Pretendo hoje concluir uma espécie de trilogia sobre a produção e a recepção do discurso televisivo com uma reflexão de um capítulo do livro de Shaun Moores (1993), Interpreting audiences.
Na sequência do trabalho de Hall, Brundson e Morley (1978) estudaram o programa Nationwide, que ia para o ar no começo da noite na BBC nos anos de 1970. Colocado entre o noticiário e o período do principal período de entretenimento familiar, o programa adoptou um formato de contar estórias de interesse humano a partir de vários locais do Reino Unido. O trabalho dos etnógrafos consistiu em entrevistar grupos provenientes de diferentes níveis educacionais e profissionais, para desenhar uma espécie de “mapa cultural” da audiência, como Hall escrevera em notas preliminares sobre a descodificação.
Em estudo posterior de Morley (1980), intitulado The “Nationwide” audience, o autor verificou que os diversos grupos educacionais e profissionais tinham perspectivas distintas. Seguindo a grelha de leitura proporcionada por Hall (dominante ou preferida, negociada, oposicional), Morley concluiu que aprendizes e estudantes aceitavam melhor a leitura dominante (não questionavam o modo como o programa era editado), ao passo que os professores aceitavam leituras negociadas e os grupos sindicalizados e as minorias étnicas (caso dos negros) produziam mais frequentemente leituras oposicionais (de contestação à linha editorial).

[Detalhes do exercício]
Responda com base no texto extraído:
(a) Em que canal e em que momento do dia ia para o ar o programa Nationwide?
(b) Qual é o título do estudo de Morley publicado em 1980?
(c) Segundo Morley, que grupos produziam mais frequentemente leituras oposicionais?
Os dados não têm relação com o texto extraído.

[Dados fornecidos]
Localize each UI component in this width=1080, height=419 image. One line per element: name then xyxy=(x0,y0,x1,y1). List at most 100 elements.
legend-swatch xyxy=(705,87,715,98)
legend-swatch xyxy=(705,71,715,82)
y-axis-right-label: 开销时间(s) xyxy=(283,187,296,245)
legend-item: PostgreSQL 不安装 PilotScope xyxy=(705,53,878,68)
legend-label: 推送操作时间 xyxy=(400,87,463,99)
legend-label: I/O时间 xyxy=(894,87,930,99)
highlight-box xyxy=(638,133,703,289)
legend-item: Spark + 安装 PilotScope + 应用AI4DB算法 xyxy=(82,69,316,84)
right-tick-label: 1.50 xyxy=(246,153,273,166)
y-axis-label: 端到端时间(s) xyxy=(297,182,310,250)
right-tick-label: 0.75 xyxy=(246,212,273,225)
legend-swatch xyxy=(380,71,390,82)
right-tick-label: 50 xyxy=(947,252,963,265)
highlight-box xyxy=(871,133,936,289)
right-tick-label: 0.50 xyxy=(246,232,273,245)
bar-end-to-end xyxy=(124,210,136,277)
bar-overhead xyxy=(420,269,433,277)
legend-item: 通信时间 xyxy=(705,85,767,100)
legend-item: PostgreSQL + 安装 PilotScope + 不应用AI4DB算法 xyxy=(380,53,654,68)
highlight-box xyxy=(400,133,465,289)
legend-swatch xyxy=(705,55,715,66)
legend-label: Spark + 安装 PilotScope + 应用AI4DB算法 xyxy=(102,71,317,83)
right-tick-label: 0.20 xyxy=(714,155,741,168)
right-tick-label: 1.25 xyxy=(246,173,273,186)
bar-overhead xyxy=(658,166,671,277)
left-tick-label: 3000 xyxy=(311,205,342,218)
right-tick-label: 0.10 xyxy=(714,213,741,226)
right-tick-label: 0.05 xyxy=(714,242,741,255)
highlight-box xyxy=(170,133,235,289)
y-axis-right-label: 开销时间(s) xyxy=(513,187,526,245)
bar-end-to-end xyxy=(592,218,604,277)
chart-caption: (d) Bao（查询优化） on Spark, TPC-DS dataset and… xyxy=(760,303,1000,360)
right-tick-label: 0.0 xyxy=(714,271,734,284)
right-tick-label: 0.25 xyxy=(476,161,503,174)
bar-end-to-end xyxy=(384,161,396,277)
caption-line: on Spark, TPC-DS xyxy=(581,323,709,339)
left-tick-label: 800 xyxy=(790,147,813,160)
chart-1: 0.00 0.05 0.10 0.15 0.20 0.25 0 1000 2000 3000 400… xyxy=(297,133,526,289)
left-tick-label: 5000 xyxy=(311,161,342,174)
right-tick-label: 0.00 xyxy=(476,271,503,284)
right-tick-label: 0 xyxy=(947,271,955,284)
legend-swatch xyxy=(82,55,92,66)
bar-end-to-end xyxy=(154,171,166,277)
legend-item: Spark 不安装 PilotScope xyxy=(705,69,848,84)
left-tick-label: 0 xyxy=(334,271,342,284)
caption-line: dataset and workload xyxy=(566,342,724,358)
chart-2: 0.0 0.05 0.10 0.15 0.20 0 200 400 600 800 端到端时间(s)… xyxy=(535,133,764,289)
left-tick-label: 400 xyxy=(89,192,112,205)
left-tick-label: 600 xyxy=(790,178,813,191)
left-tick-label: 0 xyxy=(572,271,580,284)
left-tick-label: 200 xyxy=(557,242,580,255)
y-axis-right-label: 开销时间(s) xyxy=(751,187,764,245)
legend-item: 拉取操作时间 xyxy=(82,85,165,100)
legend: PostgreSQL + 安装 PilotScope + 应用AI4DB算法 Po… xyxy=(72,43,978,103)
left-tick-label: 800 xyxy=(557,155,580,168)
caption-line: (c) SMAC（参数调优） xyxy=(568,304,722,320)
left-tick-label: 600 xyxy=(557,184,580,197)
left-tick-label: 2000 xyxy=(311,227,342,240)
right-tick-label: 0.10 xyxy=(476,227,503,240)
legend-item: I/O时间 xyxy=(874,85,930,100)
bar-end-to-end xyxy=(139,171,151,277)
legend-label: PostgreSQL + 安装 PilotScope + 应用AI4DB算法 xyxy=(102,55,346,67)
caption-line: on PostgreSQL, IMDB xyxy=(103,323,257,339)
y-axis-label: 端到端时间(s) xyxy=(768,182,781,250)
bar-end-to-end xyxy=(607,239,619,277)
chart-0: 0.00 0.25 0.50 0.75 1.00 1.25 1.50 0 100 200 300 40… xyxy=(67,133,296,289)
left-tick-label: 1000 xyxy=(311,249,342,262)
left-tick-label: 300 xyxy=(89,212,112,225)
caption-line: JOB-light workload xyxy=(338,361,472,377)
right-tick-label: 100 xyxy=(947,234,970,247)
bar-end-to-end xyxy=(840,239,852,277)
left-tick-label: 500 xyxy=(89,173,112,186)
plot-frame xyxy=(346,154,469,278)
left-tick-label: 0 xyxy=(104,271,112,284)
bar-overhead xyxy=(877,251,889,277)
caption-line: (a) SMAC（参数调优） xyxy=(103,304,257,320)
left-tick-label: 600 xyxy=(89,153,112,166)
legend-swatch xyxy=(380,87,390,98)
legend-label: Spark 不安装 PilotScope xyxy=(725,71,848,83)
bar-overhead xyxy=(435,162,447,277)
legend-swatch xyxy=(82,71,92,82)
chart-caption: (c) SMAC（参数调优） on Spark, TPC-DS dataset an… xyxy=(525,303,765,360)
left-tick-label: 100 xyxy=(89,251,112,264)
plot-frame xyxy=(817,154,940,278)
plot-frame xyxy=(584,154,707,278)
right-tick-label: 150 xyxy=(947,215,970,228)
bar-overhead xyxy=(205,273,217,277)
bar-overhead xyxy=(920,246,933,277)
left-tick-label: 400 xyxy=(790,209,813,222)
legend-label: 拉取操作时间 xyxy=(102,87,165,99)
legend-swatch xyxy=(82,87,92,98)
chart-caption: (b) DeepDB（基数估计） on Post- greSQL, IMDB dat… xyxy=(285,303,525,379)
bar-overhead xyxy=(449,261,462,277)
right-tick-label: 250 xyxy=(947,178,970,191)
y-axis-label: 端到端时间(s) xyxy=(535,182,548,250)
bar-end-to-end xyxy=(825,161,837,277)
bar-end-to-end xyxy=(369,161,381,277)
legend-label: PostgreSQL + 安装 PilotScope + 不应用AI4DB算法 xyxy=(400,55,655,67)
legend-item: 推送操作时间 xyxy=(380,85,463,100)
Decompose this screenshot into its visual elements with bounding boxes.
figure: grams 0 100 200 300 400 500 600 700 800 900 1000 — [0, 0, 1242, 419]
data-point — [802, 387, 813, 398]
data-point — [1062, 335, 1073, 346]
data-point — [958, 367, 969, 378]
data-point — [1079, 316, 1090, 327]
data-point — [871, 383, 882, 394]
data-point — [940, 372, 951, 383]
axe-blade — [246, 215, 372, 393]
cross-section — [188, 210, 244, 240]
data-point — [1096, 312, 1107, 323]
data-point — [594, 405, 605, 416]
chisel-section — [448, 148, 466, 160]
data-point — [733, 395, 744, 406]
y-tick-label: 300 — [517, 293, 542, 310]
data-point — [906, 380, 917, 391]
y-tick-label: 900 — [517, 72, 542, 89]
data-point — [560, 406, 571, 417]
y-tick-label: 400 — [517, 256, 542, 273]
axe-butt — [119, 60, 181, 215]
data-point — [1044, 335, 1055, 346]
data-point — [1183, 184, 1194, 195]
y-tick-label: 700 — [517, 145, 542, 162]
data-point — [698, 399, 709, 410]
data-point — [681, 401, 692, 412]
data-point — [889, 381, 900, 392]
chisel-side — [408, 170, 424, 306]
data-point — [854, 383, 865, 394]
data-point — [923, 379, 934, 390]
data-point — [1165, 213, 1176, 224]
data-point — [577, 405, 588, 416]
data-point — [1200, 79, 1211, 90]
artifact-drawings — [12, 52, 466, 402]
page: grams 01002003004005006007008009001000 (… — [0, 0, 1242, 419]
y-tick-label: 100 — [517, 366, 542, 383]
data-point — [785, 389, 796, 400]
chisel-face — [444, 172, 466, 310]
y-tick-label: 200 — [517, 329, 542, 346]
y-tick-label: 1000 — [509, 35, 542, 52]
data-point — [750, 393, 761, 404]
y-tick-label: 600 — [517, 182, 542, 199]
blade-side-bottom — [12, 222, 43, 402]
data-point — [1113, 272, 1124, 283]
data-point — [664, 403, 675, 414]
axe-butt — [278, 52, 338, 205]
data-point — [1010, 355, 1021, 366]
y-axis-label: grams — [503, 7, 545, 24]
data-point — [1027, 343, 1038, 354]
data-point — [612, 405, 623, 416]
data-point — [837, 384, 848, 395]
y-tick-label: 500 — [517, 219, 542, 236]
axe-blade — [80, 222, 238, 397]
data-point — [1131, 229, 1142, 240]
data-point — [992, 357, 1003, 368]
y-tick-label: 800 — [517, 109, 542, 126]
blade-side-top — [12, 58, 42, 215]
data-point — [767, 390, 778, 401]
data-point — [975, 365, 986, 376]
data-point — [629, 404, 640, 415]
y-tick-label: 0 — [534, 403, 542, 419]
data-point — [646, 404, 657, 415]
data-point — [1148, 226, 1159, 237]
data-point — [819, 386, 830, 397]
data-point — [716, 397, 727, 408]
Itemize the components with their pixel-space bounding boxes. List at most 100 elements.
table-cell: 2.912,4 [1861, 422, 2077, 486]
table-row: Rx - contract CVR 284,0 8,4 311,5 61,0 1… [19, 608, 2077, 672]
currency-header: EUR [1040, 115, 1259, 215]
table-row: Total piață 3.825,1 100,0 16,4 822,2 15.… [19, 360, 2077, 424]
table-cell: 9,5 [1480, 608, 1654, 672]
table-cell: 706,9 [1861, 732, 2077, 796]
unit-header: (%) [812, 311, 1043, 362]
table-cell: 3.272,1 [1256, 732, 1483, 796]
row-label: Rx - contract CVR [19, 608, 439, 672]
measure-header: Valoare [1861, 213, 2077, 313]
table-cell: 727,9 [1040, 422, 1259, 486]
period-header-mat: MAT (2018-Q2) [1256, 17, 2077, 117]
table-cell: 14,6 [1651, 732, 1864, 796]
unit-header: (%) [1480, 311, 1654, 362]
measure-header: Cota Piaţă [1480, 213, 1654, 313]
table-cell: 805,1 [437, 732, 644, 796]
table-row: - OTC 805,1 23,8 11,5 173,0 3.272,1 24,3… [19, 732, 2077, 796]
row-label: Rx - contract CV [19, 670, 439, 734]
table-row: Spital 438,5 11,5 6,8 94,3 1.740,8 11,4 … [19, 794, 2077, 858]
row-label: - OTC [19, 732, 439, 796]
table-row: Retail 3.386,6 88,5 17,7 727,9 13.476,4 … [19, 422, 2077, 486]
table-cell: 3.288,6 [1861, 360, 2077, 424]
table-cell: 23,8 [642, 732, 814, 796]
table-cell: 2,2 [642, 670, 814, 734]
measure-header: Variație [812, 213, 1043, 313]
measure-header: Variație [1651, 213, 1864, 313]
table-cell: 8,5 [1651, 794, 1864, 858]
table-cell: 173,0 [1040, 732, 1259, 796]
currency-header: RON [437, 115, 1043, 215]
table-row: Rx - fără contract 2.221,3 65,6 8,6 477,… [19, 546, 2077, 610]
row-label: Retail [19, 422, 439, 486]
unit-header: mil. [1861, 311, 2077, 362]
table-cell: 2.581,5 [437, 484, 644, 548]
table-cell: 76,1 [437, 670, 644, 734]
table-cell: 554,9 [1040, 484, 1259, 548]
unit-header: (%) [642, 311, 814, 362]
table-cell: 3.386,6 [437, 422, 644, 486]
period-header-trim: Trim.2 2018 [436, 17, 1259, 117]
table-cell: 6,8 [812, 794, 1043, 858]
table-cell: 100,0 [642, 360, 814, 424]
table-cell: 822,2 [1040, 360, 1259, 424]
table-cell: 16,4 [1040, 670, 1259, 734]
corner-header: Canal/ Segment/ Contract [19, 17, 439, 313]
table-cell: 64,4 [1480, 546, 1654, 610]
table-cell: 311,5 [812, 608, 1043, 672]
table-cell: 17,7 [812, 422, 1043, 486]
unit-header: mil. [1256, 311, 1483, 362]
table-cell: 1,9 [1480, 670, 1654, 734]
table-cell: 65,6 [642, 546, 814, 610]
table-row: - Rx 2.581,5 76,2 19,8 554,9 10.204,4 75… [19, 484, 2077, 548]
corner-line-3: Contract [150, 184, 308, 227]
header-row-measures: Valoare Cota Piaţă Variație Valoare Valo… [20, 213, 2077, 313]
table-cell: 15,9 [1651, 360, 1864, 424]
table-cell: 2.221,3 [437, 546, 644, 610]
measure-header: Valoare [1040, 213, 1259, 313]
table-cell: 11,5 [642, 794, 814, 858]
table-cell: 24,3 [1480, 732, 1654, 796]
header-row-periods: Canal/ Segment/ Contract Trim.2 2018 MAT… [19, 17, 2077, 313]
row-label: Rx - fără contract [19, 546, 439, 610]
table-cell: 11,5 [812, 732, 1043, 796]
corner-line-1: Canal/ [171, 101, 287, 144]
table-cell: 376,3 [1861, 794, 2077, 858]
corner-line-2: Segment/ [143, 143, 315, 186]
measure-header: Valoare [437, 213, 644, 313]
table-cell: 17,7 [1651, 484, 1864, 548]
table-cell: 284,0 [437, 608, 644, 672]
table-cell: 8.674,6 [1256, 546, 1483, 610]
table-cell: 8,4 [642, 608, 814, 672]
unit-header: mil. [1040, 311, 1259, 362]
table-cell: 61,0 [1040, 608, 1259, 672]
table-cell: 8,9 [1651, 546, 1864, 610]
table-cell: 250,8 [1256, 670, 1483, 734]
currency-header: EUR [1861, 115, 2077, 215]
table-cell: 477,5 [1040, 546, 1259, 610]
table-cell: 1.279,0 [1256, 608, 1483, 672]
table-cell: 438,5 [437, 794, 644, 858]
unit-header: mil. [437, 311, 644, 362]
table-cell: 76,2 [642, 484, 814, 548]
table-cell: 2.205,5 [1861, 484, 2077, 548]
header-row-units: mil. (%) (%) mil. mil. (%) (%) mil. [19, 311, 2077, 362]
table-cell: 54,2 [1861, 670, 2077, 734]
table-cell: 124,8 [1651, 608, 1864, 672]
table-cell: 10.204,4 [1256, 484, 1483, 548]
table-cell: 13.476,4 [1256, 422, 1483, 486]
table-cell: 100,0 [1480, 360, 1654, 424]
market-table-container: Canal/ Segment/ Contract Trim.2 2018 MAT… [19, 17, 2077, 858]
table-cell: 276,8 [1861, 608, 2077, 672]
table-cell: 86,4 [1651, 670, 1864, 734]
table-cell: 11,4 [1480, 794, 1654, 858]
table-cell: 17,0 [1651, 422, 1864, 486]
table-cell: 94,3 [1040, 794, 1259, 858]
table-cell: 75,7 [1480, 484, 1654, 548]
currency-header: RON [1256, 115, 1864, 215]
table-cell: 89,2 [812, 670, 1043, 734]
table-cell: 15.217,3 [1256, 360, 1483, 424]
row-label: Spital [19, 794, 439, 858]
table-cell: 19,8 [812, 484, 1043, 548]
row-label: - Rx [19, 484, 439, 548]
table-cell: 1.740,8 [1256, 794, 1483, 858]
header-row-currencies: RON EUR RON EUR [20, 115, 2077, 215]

[Resposta à tarefa]
(a) Ia para o ar na BBC, no começo da noite.
(b) O título é The “Nationwide” audience.
(c) Eram os grupos sindicalizados e as minorias étnicas.